_WORK TO BE COMPLETED_. Print the entries that appear below, exactly as written and without their pictures.

_Saved entries_.
·····

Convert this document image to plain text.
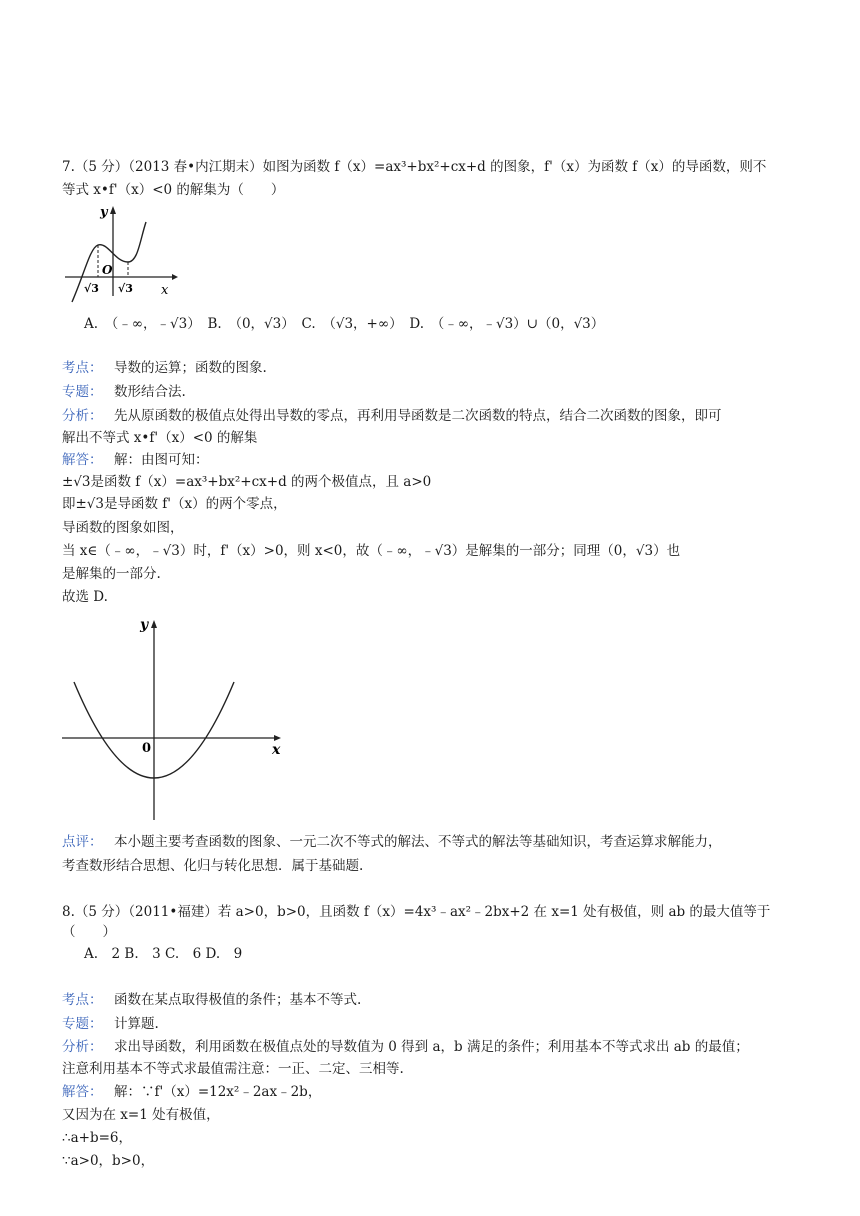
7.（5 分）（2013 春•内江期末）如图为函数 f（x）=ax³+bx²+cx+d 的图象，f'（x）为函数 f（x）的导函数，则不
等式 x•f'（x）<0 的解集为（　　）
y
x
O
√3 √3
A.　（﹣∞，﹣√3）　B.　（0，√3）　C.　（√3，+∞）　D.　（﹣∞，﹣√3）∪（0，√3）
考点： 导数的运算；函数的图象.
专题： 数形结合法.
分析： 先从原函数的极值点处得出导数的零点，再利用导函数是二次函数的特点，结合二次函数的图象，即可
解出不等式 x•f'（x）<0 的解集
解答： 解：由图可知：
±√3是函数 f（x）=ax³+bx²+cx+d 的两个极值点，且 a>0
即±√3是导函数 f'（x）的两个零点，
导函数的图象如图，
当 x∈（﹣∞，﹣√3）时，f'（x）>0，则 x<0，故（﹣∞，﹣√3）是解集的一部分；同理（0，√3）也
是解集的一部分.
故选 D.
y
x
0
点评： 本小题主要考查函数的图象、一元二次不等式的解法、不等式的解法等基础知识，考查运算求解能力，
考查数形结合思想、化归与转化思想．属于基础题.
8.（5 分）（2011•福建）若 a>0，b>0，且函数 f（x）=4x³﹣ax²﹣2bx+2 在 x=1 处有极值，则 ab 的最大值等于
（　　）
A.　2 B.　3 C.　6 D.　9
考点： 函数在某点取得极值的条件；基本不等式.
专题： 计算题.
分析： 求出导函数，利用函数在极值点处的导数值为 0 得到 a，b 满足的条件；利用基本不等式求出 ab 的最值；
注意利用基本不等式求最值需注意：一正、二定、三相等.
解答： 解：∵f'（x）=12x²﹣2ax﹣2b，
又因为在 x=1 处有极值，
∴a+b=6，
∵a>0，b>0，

·····

_RESULT OF THE EXERCISE_.
Convert this document image to plain text.
7.（5 分）（2013 春•内江期末）如图为函数 f（x）=ax³+bx²+cx+d 的图象，f'（x）为函数 f（x）的导函数，则不
等式 x•f'（x）<0 的解集为（　　）
y
x
O
√3 √3
A.　（﹣∞，﹣√3）　B.　（0，√3）　C.　（√3，+∞）　D.　（﹣∞，﹣√3）∪（0，√3）
考点： 导数的运算；函数的图象.
专题： 数形结合法.
分析： 先从原函数的极值点处得出导数的零点，再利用导函数是二次函数的特点，结合二次函数的图象，即可
解出不等式 x•f'（x）<0 的解集
解答： 解：由图可知：
±√3是函数 f（x）=ax³+bx²+cx+d 的两个极值点，且 a>0
即±√3是导函数 f'（x）的两个零点，
导函数的图象如图，
当 x∈（﹣∞，﹣√3）时，f'（x）>0，则 x<0，故（﹣∞，﹣√3）是解集的一部分；同理（0，√3）也
是解集的一部分.
故选 D.
y
x
0
点评： 本小题主要考查函数的图象、一元二次不等式的解法、不等式的解法等基础知识，考查运算求解能力，
考查数形结合思想、化归与转化思想．属于基础题.
8.（5 分）（2011•福建）若 a>0，b>0，且函数 f（x）=4x³﹣ax²﹣2bx+2 在 x=1 处有极值，则 ab 的最大值等于
（　　）
A.　2 B.　3 C.　6 D.　9
考点： 函数在某点取得极值的条件；基本不等式.
专题： 计算题.
分析： 求出导函数，利用函数在极值点处的导数值为 0 得到 a，b 满足的条件；利用基本不等式求出 ab 的最值；
注意利用基本不等式求最值需注意：一正、二定、三相等.
解答： 解：∵f'（x）=12x²﹣2ax﹣2b，
又因为在 x=1 处有极值，
∴a+b=6，
∵a>0，b>0，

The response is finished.